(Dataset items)
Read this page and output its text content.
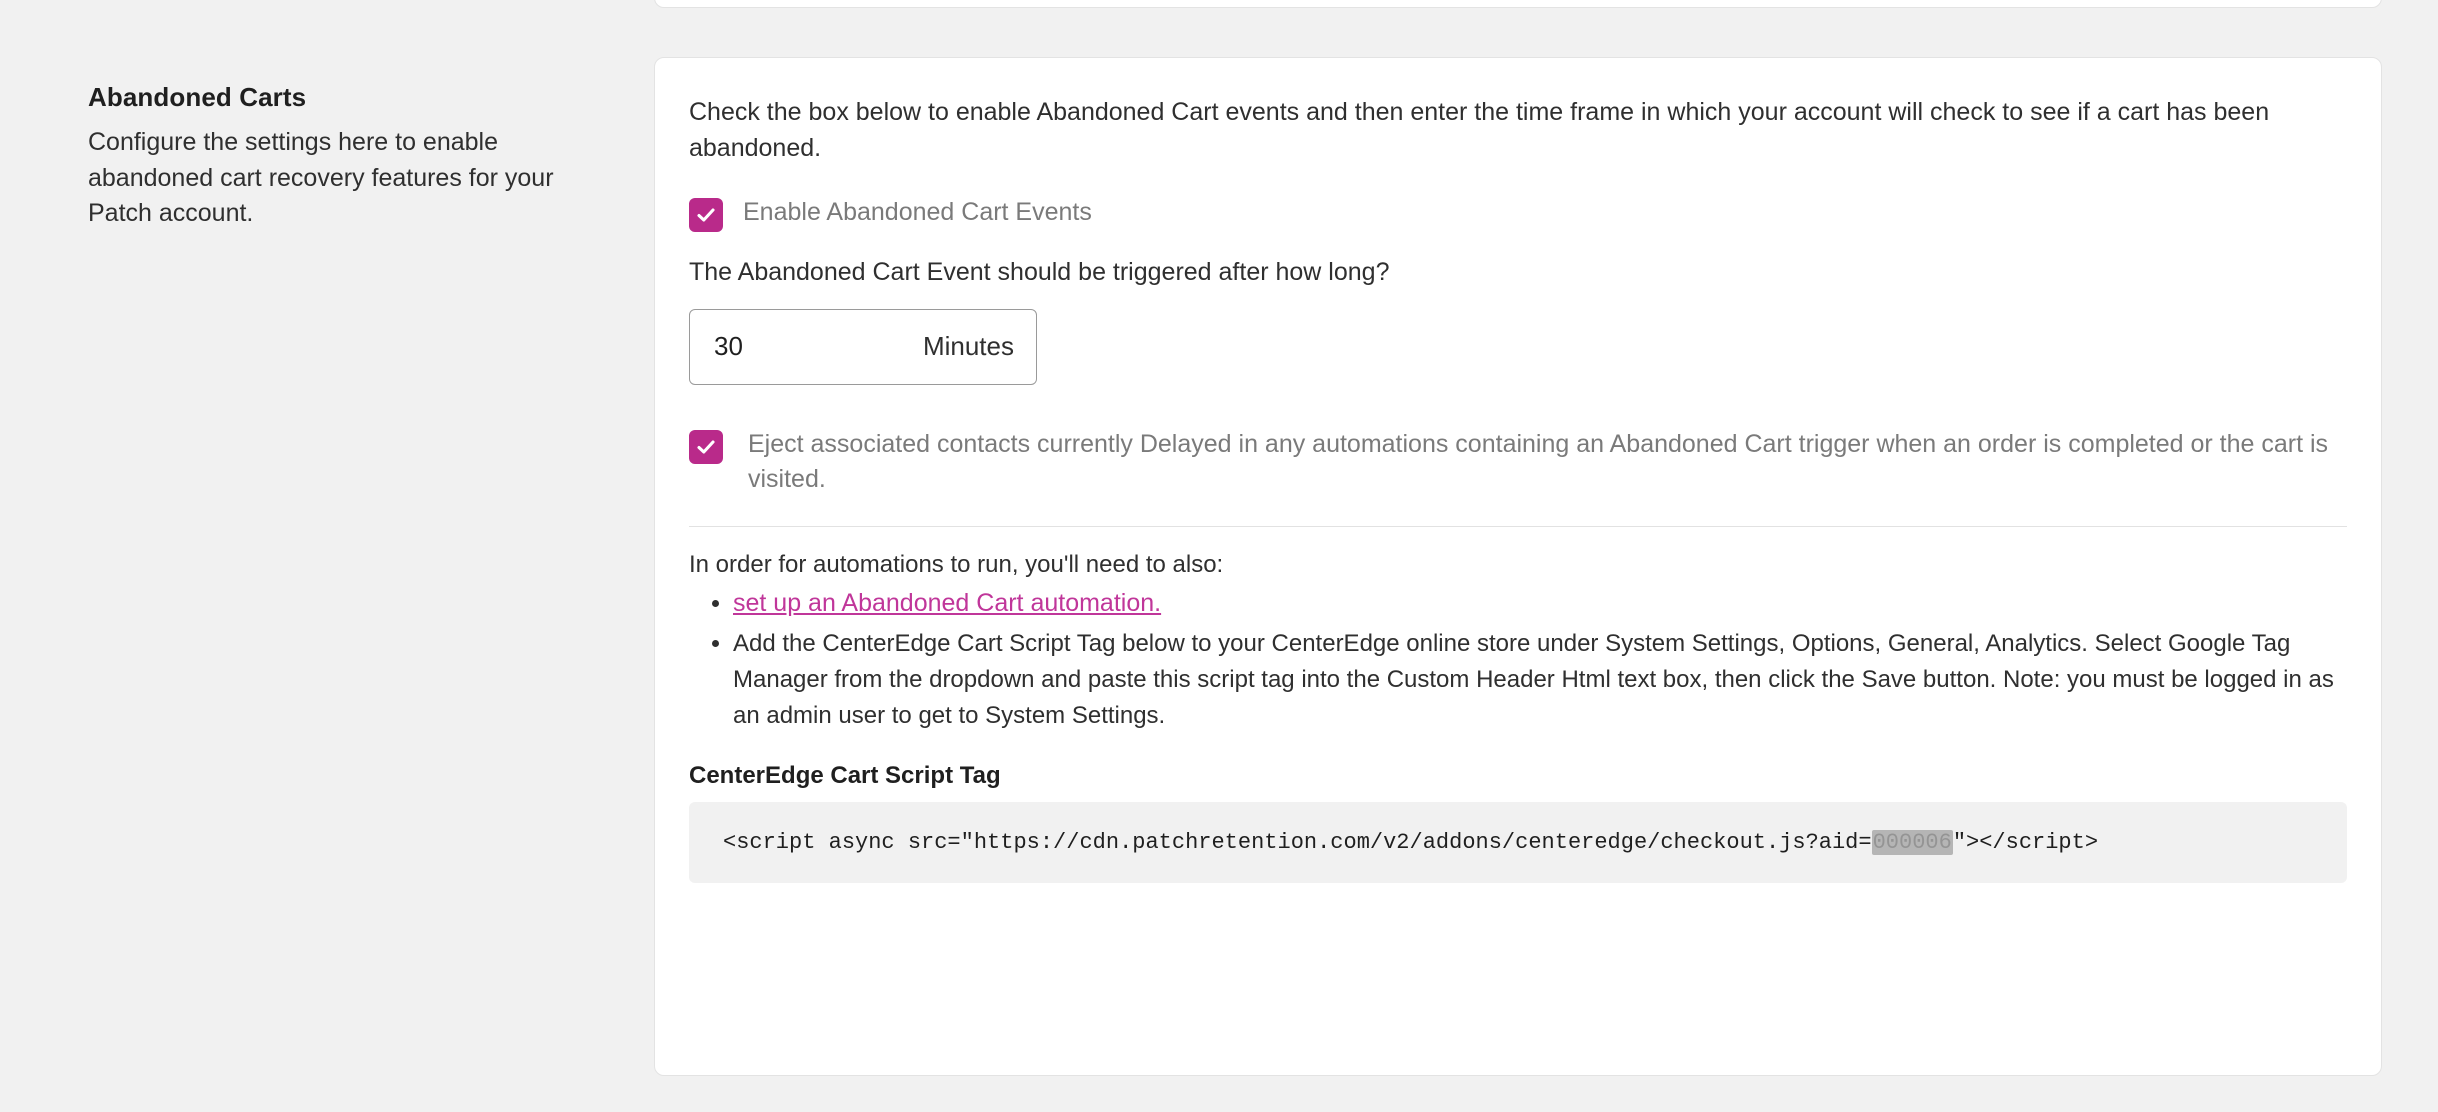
Abandoned Carts

Configure the settings here to enable abandoned cart recovery features for your Patch account.

Check the box below to enable Abandoned Cart events and then enter the time frame in which your account will check to see if a cart has been abandoned.

Enable Abandoned Cart Events

The Abandoned Cart Event should be triggered after how long?

30
Minutes
Eject associated contacts currently Delayed in any automations containing an Abandoned Cart trigger when an order is completed or the cart is visited.

In order for automations to run, you'll need to also:

• set up an Abandoned Cart automation.
• Add the CenterEdge Cart Script Tag below to your CenterEdge online store under System Settings, Options, General, Analytics. Select Google Tag Manager from the dropdown and paste this script tag into the Custom Header Html text box, then click the Save button. Note: you must be logged in as an admin user to get to System Settings.

CenterEdge Cart Script Tag

<script async src="https://cdn.patchretention.com/v2/addons/centeredge/checkout.js?aid=000006"></script>
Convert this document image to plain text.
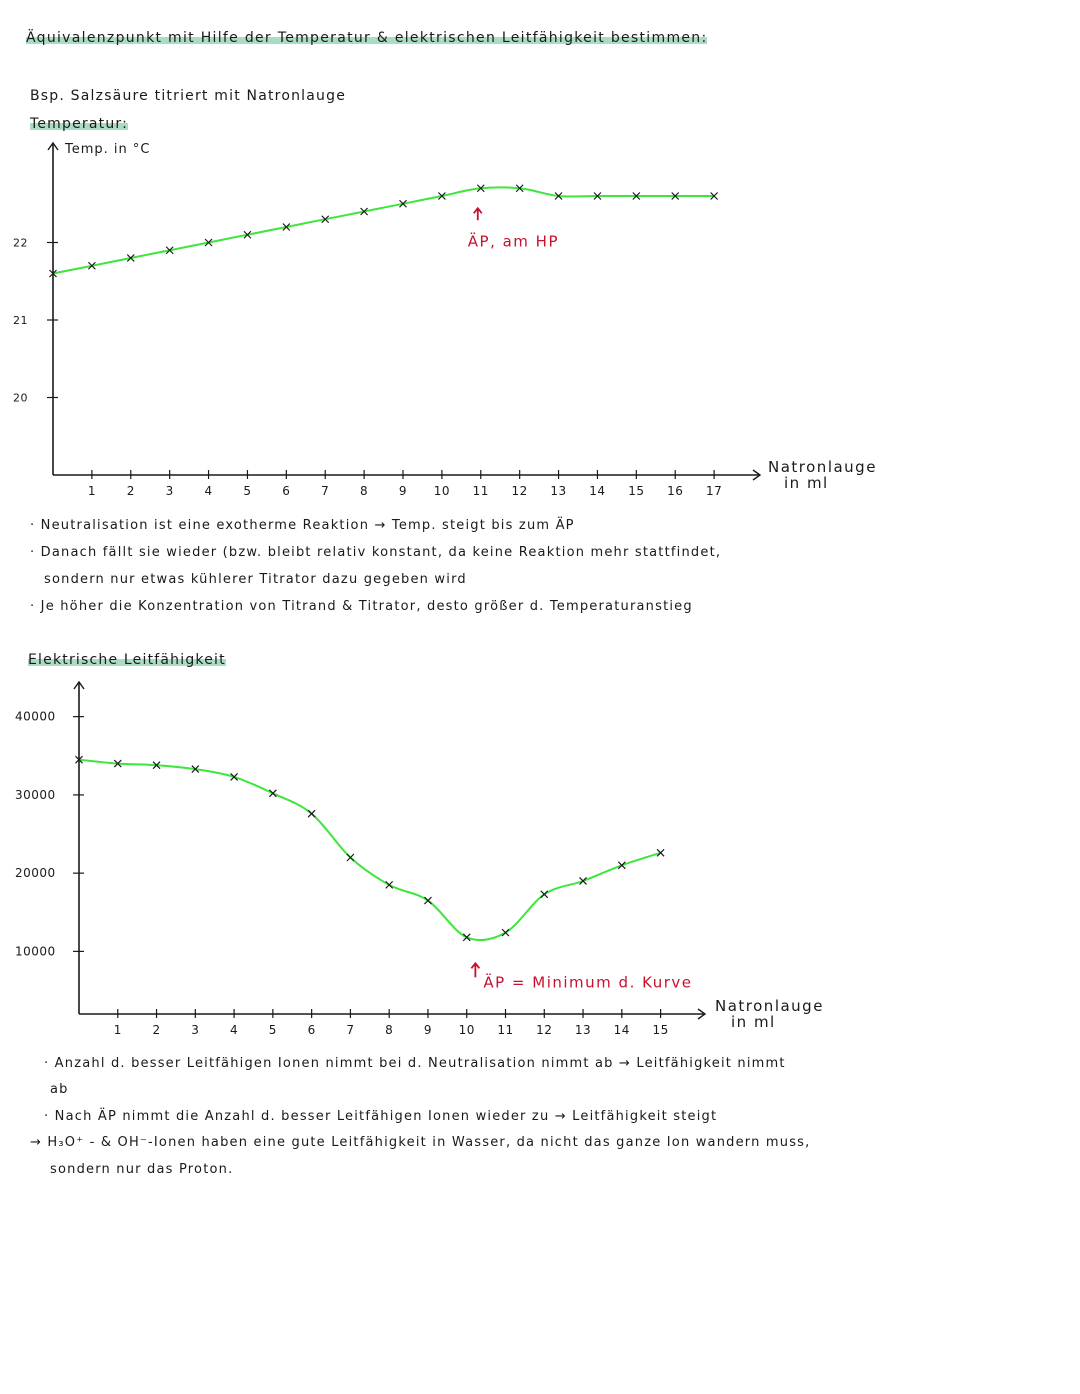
Äquivalenzpunkt mit Hilfe der Temperatur & elektrischen Leitfähigkeit bestimmen:
Bsp. Salzsäure titriert mit Natronlauge
Temperatur:
1	2	3	4	5	6	7	8	9 10 11 12 13 14 15 16 17
20
21
22
Temp. in °C
Natronlauge
in ml
ÄP, am HP
· Neutralisation ist eine exotherme Reaktion → Temp. steigt bis zum ÄP
· Danach fällt sie wieder (bzw. bleibt relativ konstant, da keine Reaktion mehr stattfindet,
sondern nur etwas kühlerer Titrator dazu gegeben wird
· Je höher die Konzentration von Titrand & Titrator, desto größer d. Temperaturanstieg
Elektrische Leitfähigkeit
1	2	3	4	5	6	7	8	9 10 11 12 13 14 15
10000
20000
30000
40000
Natronlauge
in ml
ÄP = Minimum d. Kurve
· Anzahl d. besser Leitfähigen Ionen nimmt bei d. Neutralisation nimmt ab → Leitfähigkeit nimmt
ab
· Nach ÄP nimmt die Anzahl d. besser Leitfähigen Ionen wieder zu → Leitfähigkeit steigt
→ H₃O⁺ - & OH⁻-Ionen haben eine gute Leitfähigkeit in Wasser, da nicht das ganze Ion wandern muss,
sondern nur das Proton.
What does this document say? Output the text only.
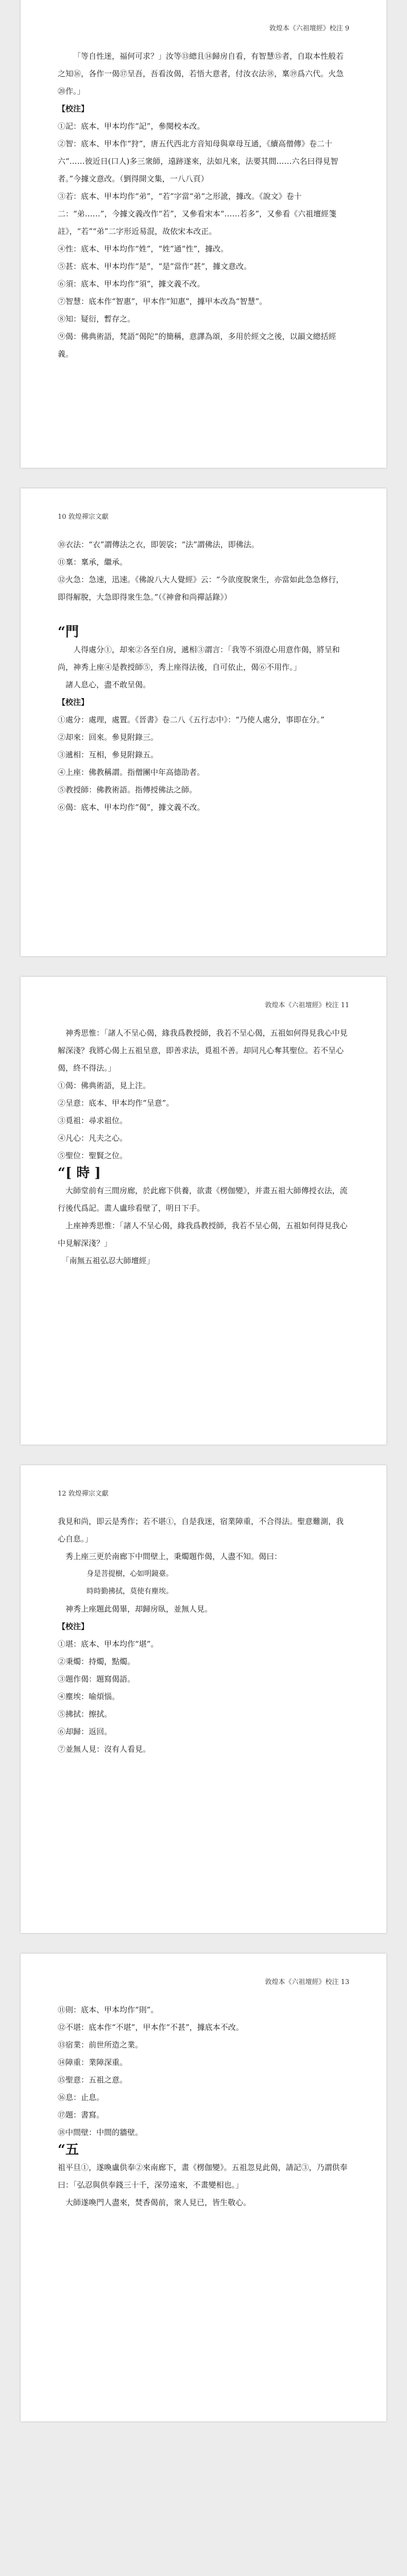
敦煌本《六祖壇經》校注 9

「等自性迷，福何可求？」汝等⑬總且⑭歸房自看，有智慧⑮者，自取本性般若之知⑯，各作一偈⑰呈吾，吾看汝偈，若悟大意者，付汝衣法⑱，稟⑲爲六代。火急⑳作。」

【校注】

①記：底本、甲本均作“記”，參閱校本改。

②智：底本、甲本作“狩”，唐五代西北方音知母與章母互通，《續高僧傳》卷二十六“……彼近日(口人)多三衆師，遠跡遂來，法如凡來，法要其間……六名曰得見智者。”今據文意改。（劉得開文集，一八八頁）

③若：底本、甲本均作“弟”，“若”字當“弟”之形訛，據改。《說文》卷十二：“弟……”，今據文義改作“若”，又參看宋本“……若多”，又參看《六祖壇經箋註》，“若”“弟”二字形近易混，故依宋本改正。

④性：底本、甲本均作“姓”，“姓”通“性”，據改。

⑤甚：底本、甲本均作“是”，“是”當作“甚”，據文意改。

⑥須：底本、甲本均作“須”，據文義不改。

⑦智慧：底本作“智惠”，甲本作“知惠”，據甲本改為“智慧”。

⑧知：疑衍，暫存之。

⑨偈：佛典術語，梵語“偈陀”的簡稱，意譯為頌，多用於經文之後，以韻文總括經義。

10 敦煌禪宗文獻

⑩衣法：“衣”謂傳法之衣，即袈裟；“法”謂佛法，即佛法。

⑪稟：稟承，繼承。

⑫火急：急速，迅速。《佛說八大人覺經》云：“今欲度脫衆生，亦當如此急急修行，即得解脫，大急即得衆生急。”（《神會和尚禪話錄》）

“門

人得處分①，却來②各至自房，遞相③謂言：「我等不須澄心用意作偈，將呈和尚，神秀上座④是教授師⑤，秀上座得法後，自可依止，偈⑥不用作。」

　諸人息心，盡不敢呈偈。

【校注】

①處分：處理，處置。《晉書》卷二八《五行志中》：“乃使人處分，事即在分。”

②却來：回來。參見附錄三。

③遞相：互相，參見附錄五。

④上座：佛教稱謂。指僧團中年高德劭者。

⑤教授師：佛教術語。指傳授佛法之師。

⑥偈：底本、甲本均作“偈”，據文義不改。

敦煌本《六祖壇經》校注 11

　神秀思惟：「諸人不呈心偈，緣我爲教授師，我若不呈心偈，五祖如何得見我心中見解深淺？我將心偈上五祖呈意，即善求法，覓祖不善。却同凡心奪其聖位。若不呈心偈，終不得法。」

①偈：佛典術語，見上注。

②呈意：底本、甲本均作“呈意”。

③覓祖：尋求祖位。

④凡心：凡夫之心。

⑤聖位：聖賢之位。

“[ 時 ]

　大師堂前有三間房廊，於此廊下供養，欲畫《楞伽變》，并畫五祖大師傳授衣法，流行後代爲記。畫人盧珍看壁了，明日下手。

　上座神秀思惟：「諸人不呈心偈，緣我爲教授師，我若不呈心偈，五祖如何得見我心中見解深淺？」

　「南無五祖弘忍大師壇經」

12 敦煌禪宗文獻

我見和尚，即云是秀作；若不堪①，自是我迷，宿業障重，不合得法。聖意難測，我心自息。」

　秀上座三更於南廊下中間壁上，秉燭題作偈，人盡不知。偈曰：

身是菩提樹，心如明鏡臺。

時時勤拂拭，莫使有塵埃。

　神秀上座題此偈畢，却歸房臥，並無人見。

【校注】

①堪：底本、甲本均作“堪”。

②秉燭：持燭，點燭。

③題作偈：題寫偈語。

④塵埃：喻煩惱。

⑤拂拭：擦拭。

⑥却歸：返回。

⑦並無人見：沒有人看見。

敦煌本《六祖壇經》校注 13

⑪則：底本、甲本均作“則”。

⑫不堪：底本作“不堪”，甲本作“不甚”，據底本不改。

⑬宿業：前世所造之業。

⑭障重：業障深重。

⑮聖意：五祖之意。

⑯息：止息。

⑰題：書寫。

⑱中間壁：中間的牆壁。

“五

祖平旦①，遂喚盧供奉②來南廊下，畫《楞伽變》。五祖忽見此偈，請記③，乃謂供奉曰：「弘忍與供奉錢三十千，深勞遠來，不畫變相也。」

　大師遂喚門人盡來，焚香偈前，衆人見已，皆生敬心。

● Requirement: Each line in the records above should be reproduced exactly; images are not copied.

● Final result:
Read this page and output its text content.
Abandoned Carts

Configure the settings here to enable abandoned cart recovery features for your Patch account.

Check the box below to enable Abandoned Cart events and then enter the time frame in which your account will check to see if a cart has been abandoned.

Enable Abandoned Cart Events

The Abandoned Cart Event should be triggered after how long?

30
Minutes
Eject associated contacts currently Delayed in any automations containing an Abandoned Cart trigger when an order is completed or the cart is visited.

In order for automations to run, you'll need to also:

• set up an Abandoned Cart automation.
• Add the CenterEdge Cart Script Tag below to your CenterEdge online store under System Settings, Options, General, Analytics. Select Google Tag Manager from the dropdown and paste this script tag into the Custom Header Html text box, then click the Save button. Note: you must be logged in as an admin user to get to System Settings.

CenterEdge Cart Script Tag

<script async src="https://cdn.patchretention.com/v2/addons/centeredge/checkout.js?aid=000006"></script>
Convert this document image to plain text.
Äquivalenzpunkt mit Hilfe der Temperatur & elektrischen Leitfähigkeit bestimmen:
Bsp. Salzsäure titriert mit Natronlauge
Temperatur:
1	2	3	4	5	6	7	8	9 10 11 12 13 14 15 16 17
20
21
22
Temp. in °C
Natronlauge
in ml
ÄP, am HP
· Neutralisation ist eine exotherme Reaktion → Temp. steigt bis zum ÄP
· Danach fällt sie wieder (bzw. bleibt relativ konstant, da keine Reaktion mehr stattfindet,
sondern nur etwas kühlerer Titrator dazu gegeben wird
· Je höher die Konzentration von Titrand & Titrator, desto größer d. Temperaturanstieg
Elektrische Leitfähigkeit
1	2	3	4	5	6	7	8	9 10 11 12 13 14 15
10000
20000
30000
40000
Natronlauge
in ml
ÄP = Minimum d. Kurve
· Anzahl d. besser Leitfähigen Ionen nimmt bei d. Neutralisation nimmt ab → Leitfähigkeit nimmt
ab
· Nach ÄP nimmt die Anzahl d. besser Leitfähigen Ionen wieder zu → Leitfähigkeit steigt
→ H₃O⁺ - & OH⁻-Ionen haben eine gute Leitfähigkeit in Wasser, da nicht das ganze Ion wandern muss,
sondern nur das Proton.
What does this document say? Output the text only.
敦煌本《六祖壇經》校注 9

「等自性迷，福何可求？」汝等⑬總且⑭歸房自看，有智慧⑮者，自取本性般若之知⑯，各作一偈⑰呈吾，吾看汝偈，若悟大意者，付汝衣法⑱，稟⑲爲六代。火急⑳作。」

【校注】

①記：底本、甲本均作“記”，參閱校本改。

②智：底本、甲本作“狩”，唐五代西北方音知母與章母互通，《續高僧傳》卷二十六“……彼近日(口人)多三衆師，遠跡遂來，法如凡來，法要其間……六名曰得見智者。”今據文意改。（劉得開文集，一八八頁）

③若：底本、甲本均作“弟”，“若”字當“弟”之形訛，據改。《說文》卷十二：“弟……”，今據文義改作“若”，又參看宋本“……若多”，又參看《六祖壇經箋註》，“若”“弟”二字形近易混，故依宋本改正。

④性：底本、甲本均作“姓”，“姓”通“性”，據改。

⑤甚：底本、甲本均作“是”，“是”當作“甚”，據文意改。

⑥須：底本、甲本均作“須”，據文義不改。

⑦智慧：底本作“智惠”，甲本作“知惠”，據甲本改為“智慧”。

⑧知：疑衍，暫存之。

⑨偈：佛典術語，梵語“偈陀”的簡稱，意譯為頌，多用於經文之後，以韻文總括經義。

10 敦煌禪宗文獻

⑩衣法：“衣”謂傳法之衣，即袈裟；“法”謂佛法，即佛法。

⑪稟：稟承，繼承。

⑫火急：急速，迅速。《佛說八大人覺經》云：“今欲度脫衆生，亦當如此急急修行，即得解脫，大急即得衆生急。”（《神會和尚禪話錄》）

“門

人得處分①，却來②各至自房，遞相③謂言：「我等不須澄心用意作偈，將呈和尚，神秀上座④是教授師⑤，秀上座得法後，自可依止，偈⑥不用作。」

　諸人息心，盡不敢呈偈。

【校注】

①處分：處理，處置。《晉書》卷二八《五行志中》：“乃使人處分，事即在分。”

②却來：回來。參見附錄三。

③遞相：互相，參見附錄五。

④上座：佛教稱謂。指僧團中年高德劭者。

⑤教授師：佛教術語。指傳授佛法之師。

⑥偈：底本、甲本均作“偈”，據文義不改。

敦煌本《六祖壇經》校注 11

　神秀思惟：「諸人不呈心偈，緣我爲教授師，我若不呈心偈，五祖如何得見我心中見解深淺？我將心偈上五祖呈意，即善求法，覓祖不善。却同凡心奪其聖位。若不呈心偈，終不得法。」

①偈：佛典術語，見上注。

②呈意：底本、甲本均作“呈意”。

③覓祖：尋求祖位。

④凡心：凡夫之心。

⑤聖位：聖賢之位。

“[ 時 ]

　大師堂前有三間房廊，於此廊下供養，欲畫《楞伽變》，并畫五祖大師傳授衣法，流行後代爲記。畫人盧珍看壁了，明日下手。

　上座神秀思惟：「諸人不呈心偈，緣我爲教授師，我若不呈心偈，五祖如何得見我心中見解深淺？」

　「南無五祖弘忍大師壇經」

12 敦煌禪宗文獻

我見和尚，即云是秀作；若不堪①，自是我迷，宿業障重，不合得法。聖意難測，我心自息。」

　秀上座三更於南廊下中間壁上，秉燭題作偈，人盡不知。偈曰：

身是菩提樹，心如明鏡臺。

時時勤拂拭，莫使有塵埃。

　神秀上座題此偈畢，却歸房臥，並無人見。

【校注】

①堪：底本、甲本均作“堪”。

②秉燭：持燭，點燭。

③題作偈：題寫偈語。

④塵埃：喻煩惱。

⑤拂拭：擦拭。

⑥却歸：返回。

⑦並無人見：沒有人看見。

敦煌本《六祖壇經》校注 13

⑪則：底本、甲本均作“則”。

⑫不堪：底本作“不堪”，甲本作“不甚”，據底本不改。

⑬宿業：前世所造之業。

⑭障重：業障深重。

⑮聖意：五祖之意。

⑯息：止息。

⑰題：書寫。

⑱中間壁：中間的牆壁。

“五

祖平旦①，遂喚盧供奉②來南廊下，畫《楞伽變》。五祖忽見此偈，請記③，乃謂供奉曰：「弘忍與供奉錢三十千，深勞遠來，不畫變相也。」

　大師遂喚門人盡來，焚香偈前，衆人見已，皆生敬心。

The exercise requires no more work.